### ФРАГМЕНТ СТРАНИЦЫ
= = = = = = =

В театрах левого направления темперамент на первый взгляд как бы соответствовал темпераменту действительности, на самом же деле на сцену таких театров выносились постановочные «аттракционы», оторванные от главной мысли пьесы.
Конструкции, то есть скелеты декораций, — вместо конкретных мест действия…
А актеры? Актеры выходили на сцену, пренебрегая и типичностью и конкретностью изображаемого ими человека, нарушая этим основное в искусстве. В результате — «вольтаж» вместо {140}чувств, напыщенность вместо мысли, декламация вместо живой речи… Все это могло произвести впечатление на зрителей, вернее — ошарашить их, но только накоротке, актеров же изуродовало надолго, хорошо, если не на всю жизнь. В 30‑х годах Станиславский сказал, что потребуется неустанное внимание двух актерских поколений к идее пьесы, чтобы излечить театр от увечий, нанесенных приоритетом формы. Задачей театра для него было реалистическое воплощение идеи драматурга.
Он требовал от каждого режиссера и актера преданности своей же неповторимой творческой природе, великой художнице, которой он «пел дифирамбы», которой пожизненно так предан был сам.
Я слышала, как он произнес в конце своей жизни фразу: «Я был верен творческой природе, и я победил».
На Первой студии были отсветы сияния Станиславского, но тени были нашими собственными.
Правдой своего бытия мы обязаны Станиславскому, неправда порождена нами — студией.
Неправда наша была в том, что мы упорно держались некоторых ложных и уже мертвых сегодня театральных убеждений, что запаздывали встретиться и сродниться с тем, что вносила в искусство новая эра.
У одного старинного русского автора когда-то прочла я: «Время громко говорит художнику: берите из своих преданий все, что не мешает вам быть гражданином, полным доблести, но сожгите все остальное и искренне подайте руку современной жизни».
А мы не предали огню того, что было мертво, и не хватало у нас мужества на разлуку с привычным. Это сказалось прежде всего в нашем репертуаре.
Репертуар наш не менялся.
В сезон 1917/18 года в студии был поставлен Вахтанговым «Росмерсхольм» Ибсена. Ах, какой творческий просчет! Какой промах сделан в выборе пьесы! Не помогла тщательная и талантливая работа режиссера и актеров. Не спасло спектакль участие О. Л. Книппер и Л. М. Леонидова. Спектакль не задел жизненных интересов зрительного зала. Молодой стране приходилось иметь дело с великим множеством врагов, отнюдь не призрачных, наступающих на нее извне и изнутри. Могли ли призрачные «белые кони» Росмерсхольма, о которых так много говорится у Ибсена, могли ли они хоть на секунду привлечь к себе внимание людей рождающегося мира?

= = = = = = =

### ФРАГМЕНТЫ ПЕРЕЧНЯ
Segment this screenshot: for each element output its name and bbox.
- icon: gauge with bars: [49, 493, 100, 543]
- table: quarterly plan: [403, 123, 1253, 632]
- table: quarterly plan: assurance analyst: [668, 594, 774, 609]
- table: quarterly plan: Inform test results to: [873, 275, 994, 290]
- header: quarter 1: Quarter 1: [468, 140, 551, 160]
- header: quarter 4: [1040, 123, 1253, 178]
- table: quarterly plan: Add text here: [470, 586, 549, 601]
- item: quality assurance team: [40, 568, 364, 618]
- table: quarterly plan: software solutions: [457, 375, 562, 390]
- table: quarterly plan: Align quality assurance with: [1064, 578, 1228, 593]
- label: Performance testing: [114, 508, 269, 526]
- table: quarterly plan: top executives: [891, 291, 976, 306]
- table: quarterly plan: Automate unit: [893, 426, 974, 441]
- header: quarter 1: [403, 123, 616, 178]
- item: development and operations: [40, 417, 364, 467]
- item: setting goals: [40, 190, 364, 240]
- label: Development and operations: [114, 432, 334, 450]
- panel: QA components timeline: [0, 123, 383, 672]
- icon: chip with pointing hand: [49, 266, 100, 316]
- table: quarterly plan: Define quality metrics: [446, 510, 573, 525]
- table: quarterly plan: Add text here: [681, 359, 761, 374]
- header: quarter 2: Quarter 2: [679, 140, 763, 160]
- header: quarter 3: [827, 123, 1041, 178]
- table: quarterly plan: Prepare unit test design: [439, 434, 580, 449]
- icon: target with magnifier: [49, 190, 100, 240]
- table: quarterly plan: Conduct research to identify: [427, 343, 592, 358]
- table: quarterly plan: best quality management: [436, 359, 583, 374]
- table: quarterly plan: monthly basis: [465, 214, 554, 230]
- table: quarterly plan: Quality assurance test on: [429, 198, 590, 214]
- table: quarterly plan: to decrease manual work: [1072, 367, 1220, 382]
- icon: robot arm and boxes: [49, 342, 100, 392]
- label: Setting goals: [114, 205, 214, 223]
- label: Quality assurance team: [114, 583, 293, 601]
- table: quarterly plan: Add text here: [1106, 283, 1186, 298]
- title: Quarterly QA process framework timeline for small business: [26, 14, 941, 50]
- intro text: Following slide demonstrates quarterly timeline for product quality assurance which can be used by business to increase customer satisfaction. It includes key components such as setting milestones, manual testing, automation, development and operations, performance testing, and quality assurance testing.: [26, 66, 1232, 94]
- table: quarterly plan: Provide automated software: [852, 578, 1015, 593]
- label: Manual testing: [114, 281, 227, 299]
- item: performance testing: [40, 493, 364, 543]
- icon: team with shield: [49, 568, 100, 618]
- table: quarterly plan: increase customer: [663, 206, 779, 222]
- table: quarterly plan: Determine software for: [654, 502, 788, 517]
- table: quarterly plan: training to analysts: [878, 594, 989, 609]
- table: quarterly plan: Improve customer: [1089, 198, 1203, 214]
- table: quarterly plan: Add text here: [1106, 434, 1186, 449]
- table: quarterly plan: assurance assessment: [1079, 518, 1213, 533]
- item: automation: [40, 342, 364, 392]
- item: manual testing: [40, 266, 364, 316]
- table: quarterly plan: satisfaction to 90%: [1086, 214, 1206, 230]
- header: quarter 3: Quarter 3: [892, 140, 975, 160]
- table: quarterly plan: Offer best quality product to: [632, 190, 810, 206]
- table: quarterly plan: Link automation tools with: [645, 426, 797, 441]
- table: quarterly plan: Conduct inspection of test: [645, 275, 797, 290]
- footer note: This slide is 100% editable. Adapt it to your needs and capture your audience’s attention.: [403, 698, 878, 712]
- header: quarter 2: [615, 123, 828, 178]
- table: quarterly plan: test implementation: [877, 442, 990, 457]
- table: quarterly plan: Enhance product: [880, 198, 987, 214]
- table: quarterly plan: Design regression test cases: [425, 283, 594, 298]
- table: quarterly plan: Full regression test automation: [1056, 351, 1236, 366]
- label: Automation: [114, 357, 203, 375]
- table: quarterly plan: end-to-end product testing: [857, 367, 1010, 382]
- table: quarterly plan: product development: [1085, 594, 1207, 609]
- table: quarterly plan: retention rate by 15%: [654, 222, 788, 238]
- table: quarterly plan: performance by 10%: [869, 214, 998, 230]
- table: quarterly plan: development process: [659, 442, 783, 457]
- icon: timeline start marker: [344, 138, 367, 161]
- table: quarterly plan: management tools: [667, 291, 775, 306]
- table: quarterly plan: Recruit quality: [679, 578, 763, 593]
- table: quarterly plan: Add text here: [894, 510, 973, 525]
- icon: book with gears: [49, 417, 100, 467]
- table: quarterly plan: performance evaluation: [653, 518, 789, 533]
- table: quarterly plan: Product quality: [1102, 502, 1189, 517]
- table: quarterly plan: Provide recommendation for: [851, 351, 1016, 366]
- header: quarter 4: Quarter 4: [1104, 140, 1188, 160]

= = = = = = =

### ЗАДАНИЕ
Поясните, опираясь на отрывок о театре, почему постановка «Росмерсхольма» в сезон 1917/18 года названа в нем творческим просчетом.

### ОТВЕТ
Спектакль не затронул жизненных интересов зрительного зала: молодой стране приходилось иметь дело с множеством вполне реальных врагов, наступавших на нее извне и изнутри. Поэтому призрачные «белые кони» Росмерсхольма не могли привлечь внимание людей рождающегося мира. Не помогли ни тщательная и талантливая работа режиссера и актеров, ни участие О. Л. Книппер и Л. М. Леонидова.